** Start of QUOTED TEXT **

# Dask - GeoPandas Example

*Rob Knapen, Wageningen Environmental Research*
<br>

A notebook for trying out the Dask framework (as alternative to PySpark) with GeoPandas. This could be useful for processing large datasets of species observations.

### Import Python packages

In [None]:
import os
os.environ['USE_PYGEOS'] = '0'

import pandas as pd
import numpy as np

import dask.dataframe as dd
import dask.array as da
import dask.bag as db
from dask.distributed import Client

import geopandas as gp
import dask_geopandas as dgp

### Start a Dask client
Get a client for the dummy local Dask 'cluster', and the IP for the dashboard.

In [None]:
dask_client = Client()
dask_client

### Load sample species observation data
As an example a dataset from the Dutch 'Nationale Databank Flora en Fauna' (ndff.nl). While we are hoping for this to be available as open data (soon), it is not yet. However, we have permission to use it for the FAIRiCUBE EU project.

In [None]:
# the NDFF datafile to process
species_filename = "../../../local/data/ndff/broedvogels_2016.csv"

# the columns to drop right away
always_drop_cols_from_source = None

In [None]:
# load the data into a regular pandas dataframe
species_df = pd.read_csv(species_filename, header='infer', sep=';', on_bad_lines='warn')

# remove not needed columns
if always_drop_cols_from_source:
    species_df.drop(columns=always_drop_cols_from_source, inplace=True)

# remove the crs prefix from the wkt data
species_df['wkt_excl_crs'] = species_df['wkt'].map(lambda x: x.split(';')[1], na_action='ignore')
species_df.drop(columns=['wkt'], inplace=True)
species_df.rename(columns={'wkt_excl_crs': 'wkt'}, inplace=True)

species_df.head(5)

In [None]:
# load the data into a dask dataframe

# read a Dask DataFrame
species_dd = dd.read_csv(
    species_filename,
    header='infer',
    sep=';',
    on_bad_lines='warn',
    dtype={ 'orig_abundance': 'object'} # because of '*' used as abundance value
)

# remove not needed columns, note that Dask DataFrames are immutable (unlike regular Pandas)
if always_drop_cols_from_source:
    species_dd = species_dd.drop(columns=always_drop_cols_from_source)

# remove the crs prefix from the wkt data
# note that map with a custom function needs additional meta info
species_dd['wkt_excl_crs'] = species_dd['wkt'].map(
    lambda x: x.split(';')[1],
    na_action='ignore',
    meta=pd.Series(dtype='str'))

species_dd = species_dd.drop(columns=['wkt'])
species_dd = species_dd.rename(columns={'wkt_excl_crs': 'wkt'})

species_dd.head(5)

In [None]:
# Dask is lazy, need to call compute to get the result from a task graph
graph = species_dd['sci_name'].value_counts(sort=True, dropna=True)
graph.compute()

** End of QUOTED TEXT **
** Start of SOURCE DATA **

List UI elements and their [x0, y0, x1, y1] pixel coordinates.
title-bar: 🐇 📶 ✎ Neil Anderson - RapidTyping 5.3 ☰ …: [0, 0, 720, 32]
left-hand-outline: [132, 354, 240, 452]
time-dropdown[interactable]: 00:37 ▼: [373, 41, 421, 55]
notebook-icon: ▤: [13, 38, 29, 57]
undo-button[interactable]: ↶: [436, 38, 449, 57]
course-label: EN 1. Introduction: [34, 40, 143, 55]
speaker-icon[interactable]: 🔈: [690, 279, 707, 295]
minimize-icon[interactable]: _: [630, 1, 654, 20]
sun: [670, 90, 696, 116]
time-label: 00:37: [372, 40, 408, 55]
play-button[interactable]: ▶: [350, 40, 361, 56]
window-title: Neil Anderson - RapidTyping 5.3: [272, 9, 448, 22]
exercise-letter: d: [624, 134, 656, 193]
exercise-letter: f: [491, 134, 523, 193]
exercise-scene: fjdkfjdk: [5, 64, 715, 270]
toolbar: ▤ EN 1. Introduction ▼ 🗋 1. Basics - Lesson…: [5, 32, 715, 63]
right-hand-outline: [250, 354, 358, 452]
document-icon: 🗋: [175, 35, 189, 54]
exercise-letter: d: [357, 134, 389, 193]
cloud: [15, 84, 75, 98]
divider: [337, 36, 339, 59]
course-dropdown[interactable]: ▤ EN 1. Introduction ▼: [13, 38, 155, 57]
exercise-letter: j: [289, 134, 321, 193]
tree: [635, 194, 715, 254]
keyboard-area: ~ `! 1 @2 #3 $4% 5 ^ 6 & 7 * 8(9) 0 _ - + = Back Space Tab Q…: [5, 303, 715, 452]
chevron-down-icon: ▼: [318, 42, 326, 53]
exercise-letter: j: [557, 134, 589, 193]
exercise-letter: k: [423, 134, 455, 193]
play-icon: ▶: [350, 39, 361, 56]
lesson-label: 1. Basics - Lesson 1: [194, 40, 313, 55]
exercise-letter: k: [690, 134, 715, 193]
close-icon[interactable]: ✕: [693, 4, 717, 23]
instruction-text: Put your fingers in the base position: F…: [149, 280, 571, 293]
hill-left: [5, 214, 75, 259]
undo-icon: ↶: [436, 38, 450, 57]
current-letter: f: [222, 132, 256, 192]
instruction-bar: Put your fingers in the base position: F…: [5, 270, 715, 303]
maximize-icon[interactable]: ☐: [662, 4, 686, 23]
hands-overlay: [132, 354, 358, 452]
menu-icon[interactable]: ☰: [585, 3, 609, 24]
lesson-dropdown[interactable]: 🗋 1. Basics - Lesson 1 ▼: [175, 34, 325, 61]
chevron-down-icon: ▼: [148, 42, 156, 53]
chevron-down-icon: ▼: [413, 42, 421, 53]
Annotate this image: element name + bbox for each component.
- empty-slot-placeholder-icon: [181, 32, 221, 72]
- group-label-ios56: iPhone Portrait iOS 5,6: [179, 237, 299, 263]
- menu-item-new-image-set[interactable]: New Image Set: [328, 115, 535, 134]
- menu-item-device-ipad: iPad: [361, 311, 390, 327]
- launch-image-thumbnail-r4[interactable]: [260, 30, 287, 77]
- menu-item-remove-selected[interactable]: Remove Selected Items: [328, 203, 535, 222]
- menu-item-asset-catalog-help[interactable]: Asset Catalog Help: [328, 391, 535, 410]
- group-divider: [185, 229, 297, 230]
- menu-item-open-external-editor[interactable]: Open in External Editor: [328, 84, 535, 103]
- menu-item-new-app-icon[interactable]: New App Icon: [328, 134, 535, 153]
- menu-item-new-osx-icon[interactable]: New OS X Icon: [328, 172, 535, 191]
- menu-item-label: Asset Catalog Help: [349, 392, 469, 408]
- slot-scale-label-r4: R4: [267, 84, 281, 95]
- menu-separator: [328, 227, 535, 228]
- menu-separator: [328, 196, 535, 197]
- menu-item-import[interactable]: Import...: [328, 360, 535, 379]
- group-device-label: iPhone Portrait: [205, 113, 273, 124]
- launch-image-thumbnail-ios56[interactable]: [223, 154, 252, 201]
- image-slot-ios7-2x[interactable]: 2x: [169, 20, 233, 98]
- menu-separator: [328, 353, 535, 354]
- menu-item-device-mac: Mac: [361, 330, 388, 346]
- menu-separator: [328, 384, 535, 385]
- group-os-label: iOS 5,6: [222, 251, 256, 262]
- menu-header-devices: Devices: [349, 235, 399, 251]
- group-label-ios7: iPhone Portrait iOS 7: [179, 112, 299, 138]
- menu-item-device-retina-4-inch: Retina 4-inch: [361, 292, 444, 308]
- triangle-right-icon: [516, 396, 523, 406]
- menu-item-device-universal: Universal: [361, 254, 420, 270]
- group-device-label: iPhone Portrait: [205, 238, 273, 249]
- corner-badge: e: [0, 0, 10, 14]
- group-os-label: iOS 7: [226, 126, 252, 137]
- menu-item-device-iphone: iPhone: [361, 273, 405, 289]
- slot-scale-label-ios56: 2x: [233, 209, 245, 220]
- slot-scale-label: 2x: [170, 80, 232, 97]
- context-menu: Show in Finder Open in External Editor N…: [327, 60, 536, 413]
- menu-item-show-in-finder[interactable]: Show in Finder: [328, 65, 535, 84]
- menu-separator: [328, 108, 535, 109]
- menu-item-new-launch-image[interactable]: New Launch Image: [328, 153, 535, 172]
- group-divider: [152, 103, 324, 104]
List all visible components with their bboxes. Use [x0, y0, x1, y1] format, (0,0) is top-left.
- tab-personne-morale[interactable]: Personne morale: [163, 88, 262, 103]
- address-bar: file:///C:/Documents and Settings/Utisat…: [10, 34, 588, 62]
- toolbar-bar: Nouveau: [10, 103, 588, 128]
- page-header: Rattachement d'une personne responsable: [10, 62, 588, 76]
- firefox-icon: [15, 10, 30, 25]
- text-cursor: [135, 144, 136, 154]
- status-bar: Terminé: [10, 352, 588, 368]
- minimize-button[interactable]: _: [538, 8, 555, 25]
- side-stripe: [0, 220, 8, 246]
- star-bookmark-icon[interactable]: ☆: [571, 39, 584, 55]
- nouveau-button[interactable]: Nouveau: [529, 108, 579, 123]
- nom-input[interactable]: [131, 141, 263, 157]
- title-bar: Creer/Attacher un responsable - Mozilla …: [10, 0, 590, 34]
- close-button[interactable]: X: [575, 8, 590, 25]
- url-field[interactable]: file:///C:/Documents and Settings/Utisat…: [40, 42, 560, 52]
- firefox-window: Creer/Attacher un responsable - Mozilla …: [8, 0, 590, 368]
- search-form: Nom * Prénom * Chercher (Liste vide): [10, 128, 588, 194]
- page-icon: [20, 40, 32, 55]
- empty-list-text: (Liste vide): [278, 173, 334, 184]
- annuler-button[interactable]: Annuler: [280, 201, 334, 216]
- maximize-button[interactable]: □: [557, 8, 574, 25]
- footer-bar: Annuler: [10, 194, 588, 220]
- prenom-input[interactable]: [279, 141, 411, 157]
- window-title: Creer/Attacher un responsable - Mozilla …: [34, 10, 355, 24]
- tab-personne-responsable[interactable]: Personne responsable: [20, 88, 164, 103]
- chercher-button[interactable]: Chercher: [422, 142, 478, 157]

** End of SOURCE DATA **

▶ [CHALLENGE 1] In the Dask notebook, list each short alias given to an imported module, along with the module it stands for.
▶ [CHALLENGE 2] Change "exercise-letter" to "practice-letter" in the rows from the first line to the line with "exercise-scene: fjdkfjdk: [5, 64, 715, 270]", both included, and give those lines with nothing else altered.

▶ [CORRECT RESULT 1]
pd for pandas
np for numpy
dd for dask.dataframe
da for dask.array
db for dask.bag
gp for geopandas
dgp for dask_geopandas

▶ [CORRECT RESULT 2]
List UI elements and their [x0, y0, x1, y1] pixel coordinates.
title-bar: 🐇 📶 ✎ Neil Anderson - RapidTyping 5.3 ☰ …: [0, 0, 720, 32]
left-hand-outline: [132, 354, 240, 452]
time-dropdown[interactable]: 00:37 ▼: [373, 41, 421, 55]
notebook-icon: ▤: [13, 38, 29, 57]
undo-button[interactable]: ↶: [436, 38, 449, 57]
course-label: EN 1. Introduction: [34, 40, 143, 55]
speaker-icon[interactable]: 🔈: [690, 279, 707, 295]
minimize-icon[interactable]: _: [630, 1, 654, 20]
sun: [670, 90, 696, 116]
time-label: 00:37: [372, 40, 408, 55]
play-button[interactable]: ▶: [350, 40, 361, 56]
window-title: Neil Anderson - RapidTyping 5.3: [272, 9, 448, 22]
practice-letter: d: [624, 134, 656, 193]
practice-letter: f: [491, 134, 523, 193]
exercise-scene: fjdkfjdk: [5, 64, 715, 270]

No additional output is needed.